▶ TASK DESCRIPTION
Every record below should be printed exactly as given.

Items from a data source:
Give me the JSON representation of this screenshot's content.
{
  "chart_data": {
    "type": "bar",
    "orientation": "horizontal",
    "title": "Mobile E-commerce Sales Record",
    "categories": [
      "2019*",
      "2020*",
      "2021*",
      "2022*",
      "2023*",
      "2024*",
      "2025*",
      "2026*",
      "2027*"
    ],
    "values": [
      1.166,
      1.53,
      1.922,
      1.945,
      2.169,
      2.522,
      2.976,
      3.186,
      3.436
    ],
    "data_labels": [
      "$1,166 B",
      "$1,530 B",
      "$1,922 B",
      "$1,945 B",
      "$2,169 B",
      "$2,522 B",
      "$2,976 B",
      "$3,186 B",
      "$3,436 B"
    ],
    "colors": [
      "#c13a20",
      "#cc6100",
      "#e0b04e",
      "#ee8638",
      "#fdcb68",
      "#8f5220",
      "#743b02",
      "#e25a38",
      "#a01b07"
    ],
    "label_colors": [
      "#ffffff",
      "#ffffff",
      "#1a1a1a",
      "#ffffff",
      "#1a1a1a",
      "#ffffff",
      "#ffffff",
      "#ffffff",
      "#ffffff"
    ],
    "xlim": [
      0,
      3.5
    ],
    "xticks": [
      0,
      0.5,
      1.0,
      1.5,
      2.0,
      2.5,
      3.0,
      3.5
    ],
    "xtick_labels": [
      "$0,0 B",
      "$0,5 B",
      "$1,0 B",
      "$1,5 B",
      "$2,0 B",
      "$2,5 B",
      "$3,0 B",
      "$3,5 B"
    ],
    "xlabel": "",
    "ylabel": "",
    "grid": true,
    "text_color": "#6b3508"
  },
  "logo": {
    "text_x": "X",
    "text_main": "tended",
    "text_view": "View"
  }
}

▶ FULL OUTPUT
Give me the JSON representation of this screenshot's content.
{
  "chart_data": {
    "type": "bar",
    "orientation": "horizontal",
    "title": "Mobile E-commerce Sales Record",
    "categories": [
      "2019*",
      "2020*",
      "2021*",
      "2022*",
      "2023*",
      "2024*",
      "2025*",
      "2026*",
      "2027*"
    ],
    "values": [
      1.166,
      1.53,
      1.922,
      1.945,
      2.169,
      2.522,
      2.976,
      3.186,
      3.436
    ],
    "data_labels": [
      "$1,166 B",
      "$1,530 B",
      "$1,922 B",
      "$1,945 B",
      "$2,169 B",
      "$2,522 B",
      "$2,976 B",
      "$3,186 B",
      "$3,436 B"
    ],
    "colors": [
      "#c13a20",
      "#cc6100",
      "#e0b04e",
      "#ee8638",
      "#fdcb68",
      "#8f5220",
      "#743b02",
      "#e25a38",
      "#a01b07"
    ],
    "label_colors": [
      "#ffffff",
      "#ffffff",
      "#1a1a1a",
      "#ffffff",
      "#1a1a1a",
      "#ffffff",
      "#ffffff",
      "#ffffff",
      "#ffffff"
    ],
    "xlim": [
      0,
      3.5
    ],
    "xticks": [
      0,
      0.5,
      1.0,
      1.5,
      2.0,
      2.5,
      3.0,
      3.5
    ],
    "xtick_labels": [
      "$0,0 B",
      "$0,5 B",
      "$1,0 B",
      "$1,5 B",
      "$2,0 B",
      "$2,5 B",
      "$3,0 B",
      "$3,5 B"
    ],
    "xlabel": "",
    "ylabel": "",
    "grid": true,
    "text_color": "#6b3508"
  },
  "logo": {
    "text_x": "X",
    "text_main": "tended",
    "text_view": "View"
  }
}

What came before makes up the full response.